Data tied to figure images:
════

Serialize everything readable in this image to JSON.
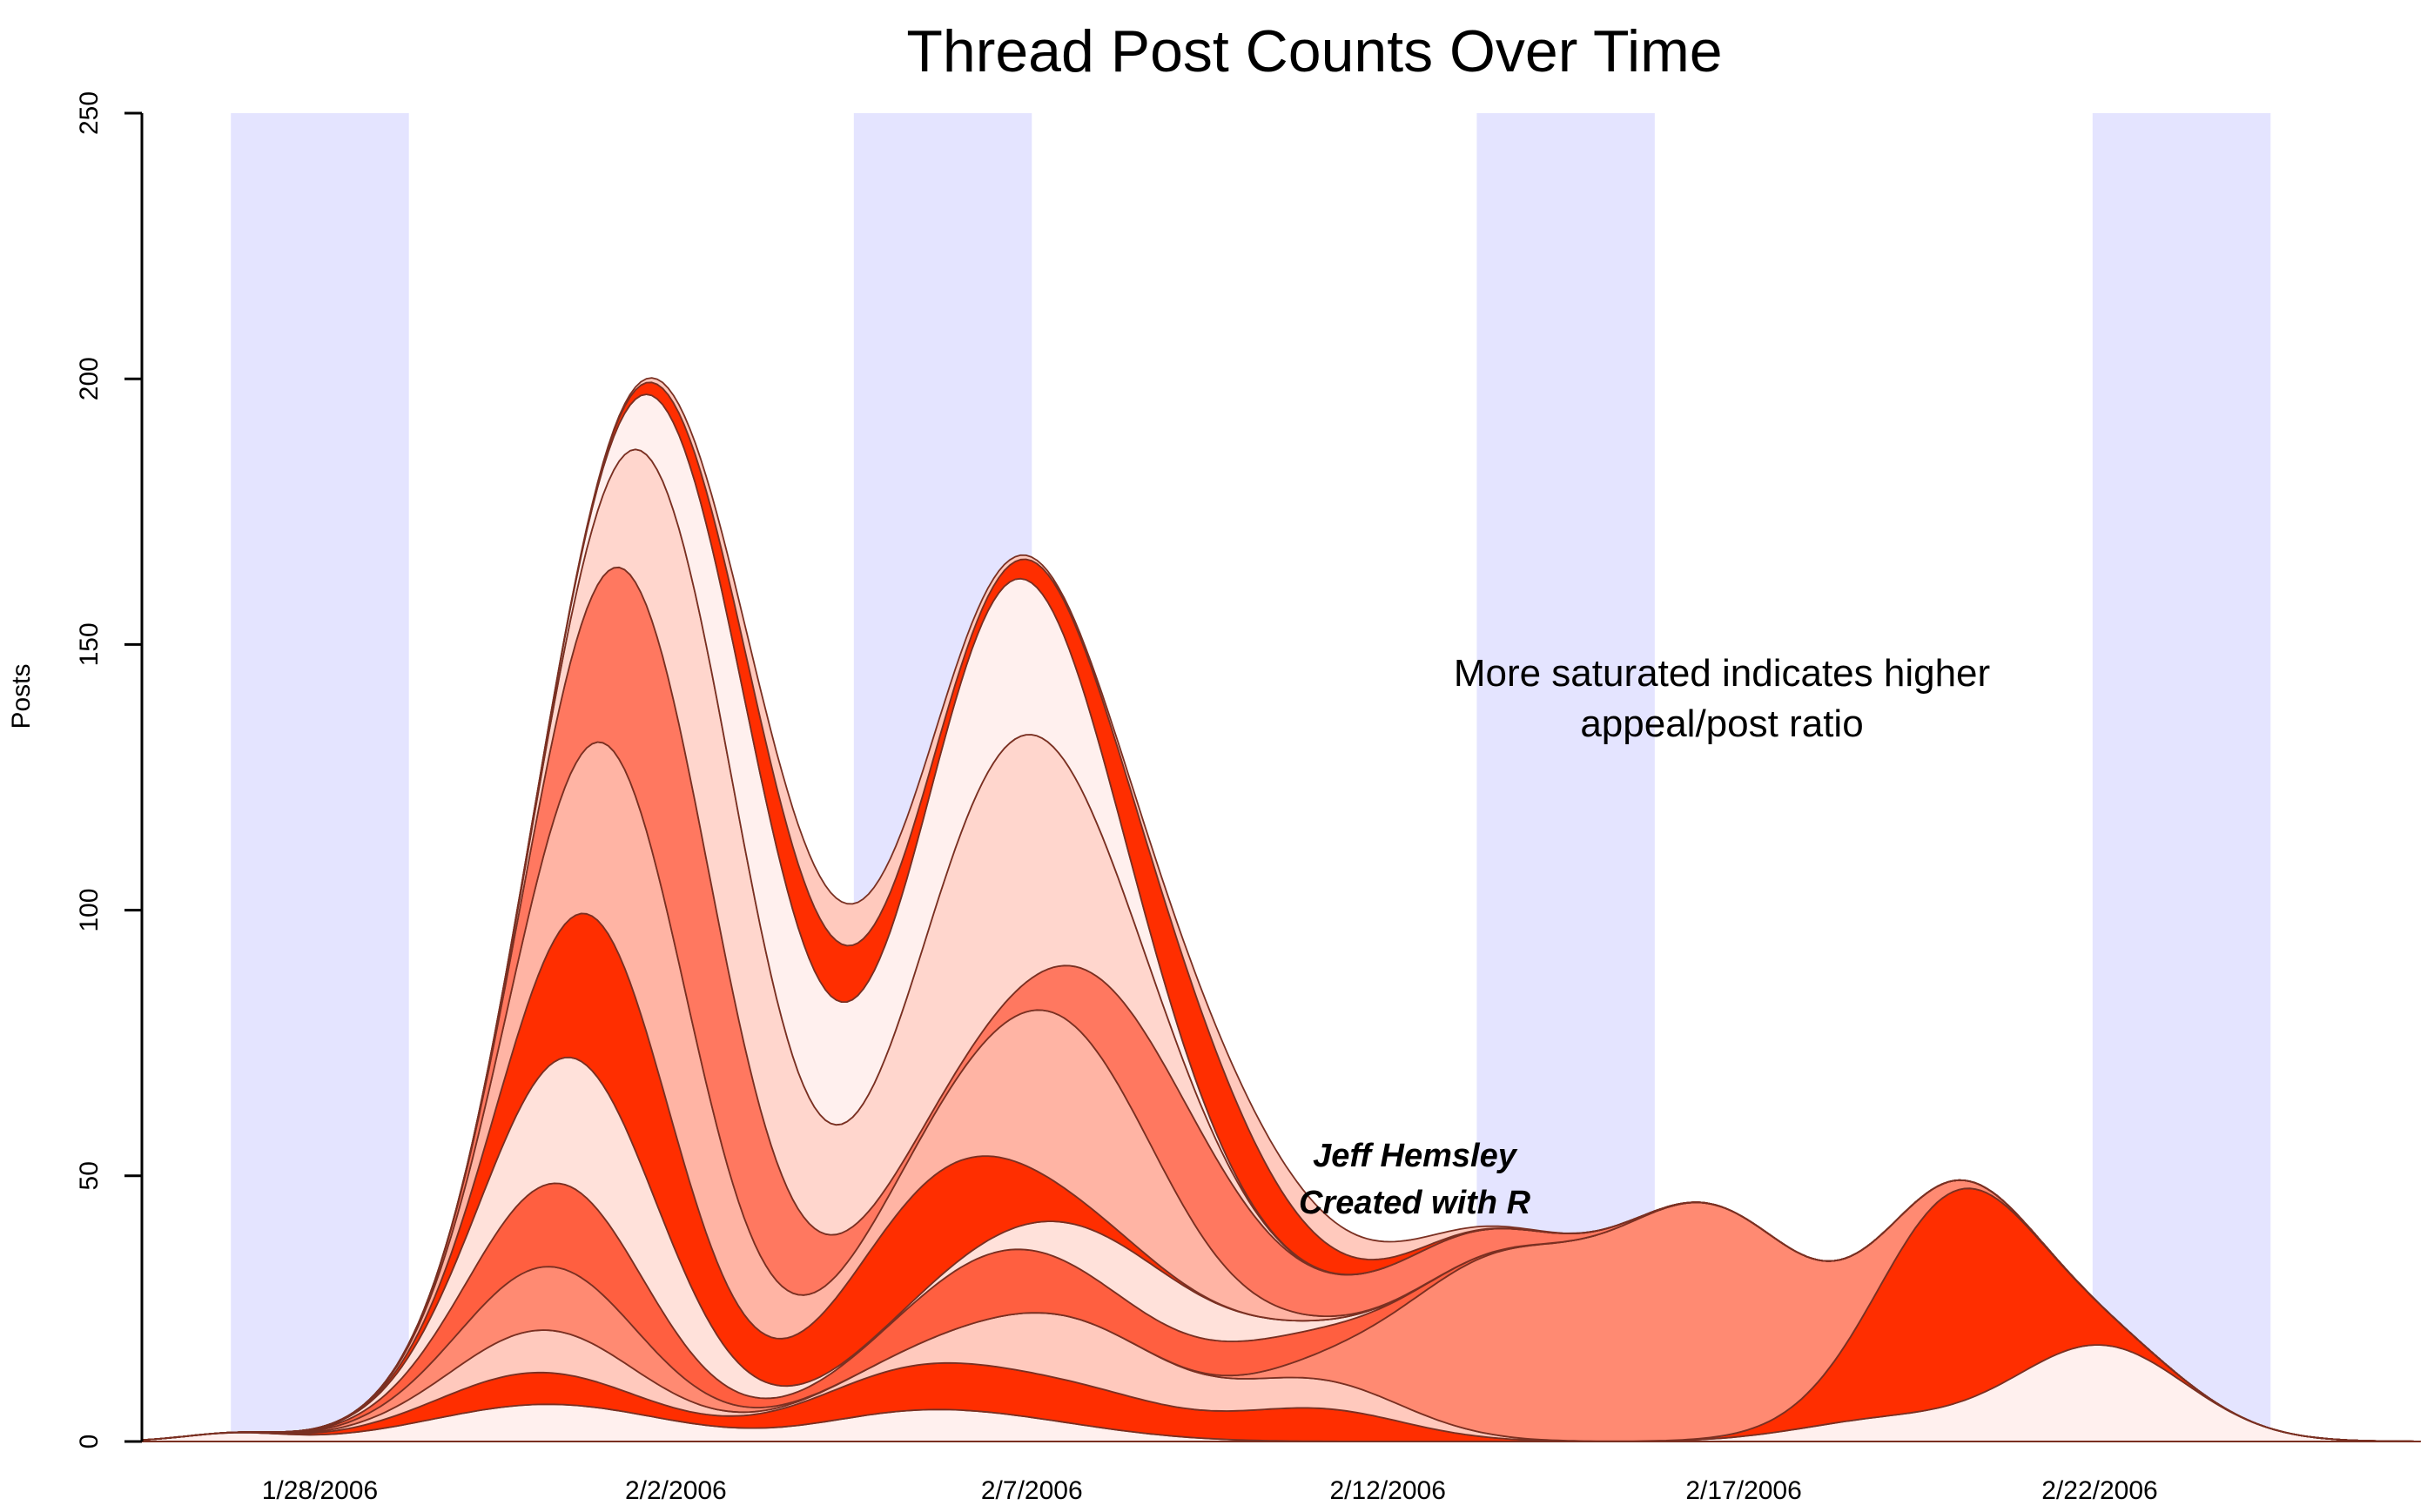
{
  "chart_data": {
    "type": "area",
    "title": "Thread Post Counts Over Time",
    "xlabel": "",
    "ylabel": "Posts",
    "ylim": [
      0,
      250
    ],
    "y_ticks": [
      "0",
      "50",
      "100",
      "150",
      "200",
      "250"
    ],
    "x_tick_labels": [
      "1/28/2006",
      "2/2/2006",
      "2/7/2006",
      "2/12/2006",
      "2/17/2006",
      "2/22/2006"
    ],
    "x_domain_days": [
      -2.5,
      29.5
    ],
    "x_tick_days": [
      0,
      5,
      10,
      15,
      20,
      25
    ],
    "weekend_bands": [
      [
        -1.25,
        1.25
      ],
      [
        7.5,
        10
      ],
      [
        16.25,
        18.75
      ],
      [
        24.9,
        27.4
      ]
    ],
    "annotation": [
      "More saturated indicates higher",
      "appeal/post ratio"
    ],
    "credit": [
      "Jeff Hemsley",
      "Created with R"
    ],
    "band_colors": [
      "#fff0ee",
      "#ff2e00",
      "#ffc9bd",
      "#ff8a72",
      "#ff5f40",
      "#ffe1da",
      "#ff2e00",
      "#ffb4a4",
      "#ff7860",
      "#ffd6cd"
    ],
    "outline_color": "#7a3022",
    "weekend_color": "#e4e4ff",
    "series": [
      {
        "peaks": [
          [
            -1.2,
            1.5,
            0.7
          ],
          [
            3.2,
            7,
            1.6
          ],
          [
            8,
            3,
            1.2
          ],
          [
            9.5,
            4,
            1.5
          ],
          [
            22,
            4,
            1.2
          ],
          [
            25,
            18,
            1.2
          ]
        ]
      },
      {
        "peaks": [
          [
            3,
            6,
            1.3
          ],
          [
            8.5,
            8,
            1.5
          ],
          [
            11,
            5,
            1.2
          ],
          [
            14,
            6,
            1.2
          ],
          [
            23,
            40,
            1.1
          ]
        ]
      },
      {
        "peaks": [
          [
            3.2,
            8,
            1.2
          ],
          [
            10.5,
            12,
            1.4
          ],
          [
            14,
            5,
            1.2
          ]
        ]
      },
      {
        "peaks": [
          [
            3.3,
            12,
            1.2
          ],
          [
            16.5,
            30,
            1.3
          ],
          [
            19.5,
            42,
            1.4
          ]
        ]
      },
      {
        "peaks": [
          [
            3.5,
            16,
            1.2
          ],
          [
            9.5,
            12,
            1.3
          ],
          [
            13,
            6,
            1.4
          ]
        ]
      },
      {
        "peaks": [
          [
            3.8,
            25,
            1.2
          ],
          [
            11.5,
            10,
            1.3
          ]
        ]
      },
      {
        "peaks": [
          [
            4.1,
            30,
            1.1
          ],
          [
            8.5,
            20,
            1.3
          ]
        ]
      },
      {
        "peaks": [
          [
            4.5,
            38,
            1.2
          ],
          [
            10.5,
            32,
            1.3
          ]
        ]
      },
      {
        "peaks": [
          [
            5.0,
            45,
            1.2
          ],
          [
            12,
            20,
            1.3
          ],
          [
            15.5,
            6,
            1.2
          ]
        ]
      },
      {
        "peaks": [
          [
            5.5,
            40,
            1.1
          ],
          [
            9.6,
            48,
            1.3
          ]
        ]
      },
      {
        "peaks": [
          [
            6.2,
            28,
            1.2
          ],
          [
            9.6,
            30,
            1.2
          ]
        ]
      },
      {
        "peaks": [
          [
            6.8,
            12,
            1.2
          ],
          [
            12.2,
            16,
            1.3
          ]
        ]
      },
      {
        "peaks": [
          [
            7.2,
            8,
            1.2
          ],
          [
            13.5,
            6,
            1.3
          ]
        ]
      }
    ]
  }
}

════

- _Exercise requirements_: Without including any pictures, print all of the material exactly as given.

- _Output of the exercise_:
Serialize everything readable in this image to JSON.
{
  "chart_data": {
    "type": "area",
    "title": "Thread Post Counts Over Time",
    "xlabel": "",
    "ylabel": "Posts",
    "ylim": [
      0,
      250
    ],
    "y_ticks": [
      "0",
      "50",
      "100",
      "150",
      "200",
      "250"
    ],
    "x_tick_labels": [
      "1/28/2006",
      "2/2/2006",
      "2/7/2006",
      "2/12/2006",
      "2/17/2006",
      "2/22/2006"
    ],
    "x_domain_days": [
      -2.5,
      29.5
    ],
    "x_tick_days": [
      0,
      5,
      10,
      15,
      20,
      25
    ],
    "weekend_bands": [
      [
        -1.25,
        1.25
      ],
      [
        7.5,
        10
      ],
      [
        16.25,
        18.75
      ],
      [
        24.9,
        27.4
      ]
    ],
    "annotation": [
      "More saturated indicates higher",
      "appeal/post ratio"
    ],
    "credit": [
      "Jeff Hemsley",
      "Created with R"
    ],
    "band_colors": [
      "#fff0ee",
      "#ff2e00",
      "#ffc9bd",
      "#ff8a72",
      "#ff5f40",
      "#ffe1da",
      "#ff2e00",
      "#ffb4a4",
      "#ff7860",
      "#ffd6cd"
    ],
    "outline_color": "#7a3022",
    "weekend_color": "#e4e4ff",
    "series": [
      {
        "peaks": [
          [
            -1.2,
            1.5,
            0.7
          ],
          [
            3.2,
            7,
            1.6
          ],
          [
            8,
            3,
            1.2
          ],
          [
            9.5,
            4,
            1.5
          ],
          [
            22,
            4,
            1.2
          ],
          [
            25,
            18,
            1.2
          ]
        ]
      },
      {
        "peaks": [
          [
            3,
            6,
            1.3
          ],
          [
            8.5,
            8,
            1.5
          ],
          [
            11,
            5,
            1.2
          ],
          [
            14,
            6,
            1.2
          ],
          [
            23,
            40,
            1.1
          ]
        ]
      },
      {
        "peaks": [
          [
            3.2,
            8,
            1.2
          ],
          [
            10.5,
            12,
            1.4
          ],
          [
            14,
            5,
            1.2
          ]
        ]
      },
      {
        "peaks": [
          [
            3.3,
            12,
            1.2
          ],
          [
            16.5,
            30,
            1.3
          ],
          [
            19.5,
            42,
            1.4
          ]
        ]
      },
      {
        "peaks": [
          [
            3.5,
            16,
            1.2
          ],
          [
            9.5,
            12,
            1.3
          ],
          [
            13,
            6,
            1.4
          ]
        ]
      },
      {
        "peaks": [
          [
            3.8,
            25,
            1.2
          ],
          [
            11.5,
            10,
            1.3
          ]
        ]
      },
      {
        "peaks": [
          [
            4.1,
            30,
            1.1
          ],
          [
            8.5,
            20,
            1.3
          ]
        ]
      },
      {
        "peaks": [
          [
            4.5,
            38,
            1.2
          ],
          [
            10.5,
            32,
            1.3
          ]
        ]
      },
      {
        "peaks": [
          [
            5.0,
            45,
            1.2
          ],
          [
            12,
            20,
            1.3
          ],
          [
            15.5,
            6,
            1.2
          ]
        ]
      },
      {
        "peaks": [
          [
            5.5,
            40,
            1.1
          ],
          [
            9.6,
            48,
            1.3
          ]
        ]
      },
      {
        "peaks": [
          [
            6.2,
            28,
            1.2
          ],
          [
            9.6,
            30,
            1.2
          ]
        ]
      },
      {
        "peaks": [
          [
            6.8,
            12,
            1.2
          ],
          [
            12.2,
            16,
            1.3
          ]
        ]
      },
      {
        "peaks": [
          [
            7.2,
            8,
            1.2
          ],
          [
            13.5,
            6,
            1.3
          ]
        ]
      }
    ]
  }
}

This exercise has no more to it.